_SHORT TASK_
Gather every line in the records below that contains the word "marker".

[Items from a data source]
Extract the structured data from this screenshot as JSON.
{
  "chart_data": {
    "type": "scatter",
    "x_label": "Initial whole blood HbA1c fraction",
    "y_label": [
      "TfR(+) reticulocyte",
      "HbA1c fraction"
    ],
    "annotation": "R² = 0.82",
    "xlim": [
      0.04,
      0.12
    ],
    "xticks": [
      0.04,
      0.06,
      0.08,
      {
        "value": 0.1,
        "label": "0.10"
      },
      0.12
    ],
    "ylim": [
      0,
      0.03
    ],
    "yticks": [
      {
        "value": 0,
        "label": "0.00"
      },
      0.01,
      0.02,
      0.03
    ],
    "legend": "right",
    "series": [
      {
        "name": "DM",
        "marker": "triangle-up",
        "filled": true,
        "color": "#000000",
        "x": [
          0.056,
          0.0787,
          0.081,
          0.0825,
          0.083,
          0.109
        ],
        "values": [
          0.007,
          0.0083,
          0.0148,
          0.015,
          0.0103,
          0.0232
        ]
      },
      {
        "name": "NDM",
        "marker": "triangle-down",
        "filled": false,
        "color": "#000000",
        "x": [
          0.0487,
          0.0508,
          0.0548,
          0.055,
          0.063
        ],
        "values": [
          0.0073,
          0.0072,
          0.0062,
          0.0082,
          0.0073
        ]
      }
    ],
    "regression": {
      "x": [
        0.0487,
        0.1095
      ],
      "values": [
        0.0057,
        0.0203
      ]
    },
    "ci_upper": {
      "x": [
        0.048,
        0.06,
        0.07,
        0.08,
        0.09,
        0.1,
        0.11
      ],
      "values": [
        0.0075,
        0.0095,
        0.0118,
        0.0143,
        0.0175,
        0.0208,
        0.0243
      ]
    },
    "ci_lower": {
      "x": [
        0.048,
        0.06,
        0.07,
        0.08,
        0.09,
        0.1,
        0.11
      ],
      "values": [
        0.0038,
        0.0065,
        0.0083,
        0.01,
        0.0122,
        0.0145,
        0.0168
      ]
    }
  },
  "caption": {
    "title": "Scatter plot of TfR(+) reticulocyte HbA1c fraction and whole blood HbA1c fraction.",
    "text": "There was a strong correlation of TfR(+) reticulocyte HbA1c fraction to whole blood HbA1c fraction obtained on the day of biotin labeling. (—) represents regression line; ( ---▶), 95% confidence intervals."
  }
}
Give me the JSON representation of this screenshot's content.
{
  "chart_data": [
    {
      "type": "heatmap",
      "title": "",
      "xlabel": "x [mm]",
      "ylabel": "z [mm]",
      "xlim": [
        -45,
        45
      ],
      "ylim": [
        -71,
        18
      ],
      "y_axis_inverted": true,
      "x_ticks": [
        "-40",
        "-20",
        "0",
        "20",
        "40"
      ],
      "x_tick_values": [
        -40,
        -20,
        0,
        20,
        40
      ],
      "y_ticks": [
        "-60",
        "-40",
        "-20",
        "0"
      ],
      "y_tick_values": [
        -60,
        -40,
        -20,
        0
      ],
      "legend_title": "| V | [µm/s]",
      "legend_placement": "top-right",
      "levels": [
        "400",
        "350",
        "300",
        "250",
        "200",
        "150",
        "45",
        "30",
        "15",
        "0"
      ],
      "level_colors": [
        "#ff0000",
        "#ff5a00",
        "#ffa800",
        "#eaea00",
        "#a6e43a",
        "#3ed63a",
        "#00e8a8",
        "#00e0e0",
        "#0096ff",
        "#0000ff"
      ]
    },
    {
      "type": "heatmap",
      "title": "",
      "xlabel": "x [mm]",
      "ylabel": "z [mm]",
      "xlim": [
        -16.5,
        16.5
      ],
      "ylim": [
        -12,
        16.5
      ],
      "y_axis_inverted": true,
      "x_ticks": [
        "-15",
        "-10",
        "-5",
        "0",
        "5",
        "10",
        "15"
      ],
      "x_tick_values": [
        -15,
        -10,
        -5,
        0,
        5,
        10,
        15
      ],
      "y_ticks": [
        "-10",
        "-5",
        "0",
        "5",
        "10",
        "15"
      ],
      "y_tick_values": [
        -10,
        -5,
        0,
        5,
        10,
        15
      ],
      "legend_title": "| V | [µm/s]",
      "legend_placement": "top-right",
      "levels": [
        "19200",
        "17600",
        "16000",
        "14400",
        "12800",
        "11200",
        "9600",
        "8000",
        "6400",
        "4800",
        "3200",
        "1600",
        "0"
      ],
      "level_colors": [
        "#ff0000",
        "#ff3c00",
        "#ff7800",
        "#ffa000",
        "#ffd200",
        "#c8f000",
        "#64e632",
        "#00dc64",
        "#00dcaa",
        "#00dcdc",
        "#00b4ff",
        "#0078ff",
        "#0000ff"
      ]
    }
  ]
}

_WRITTEN RESPONSE_
        "marker": "triangle-up",
        "marker": "triangle-down",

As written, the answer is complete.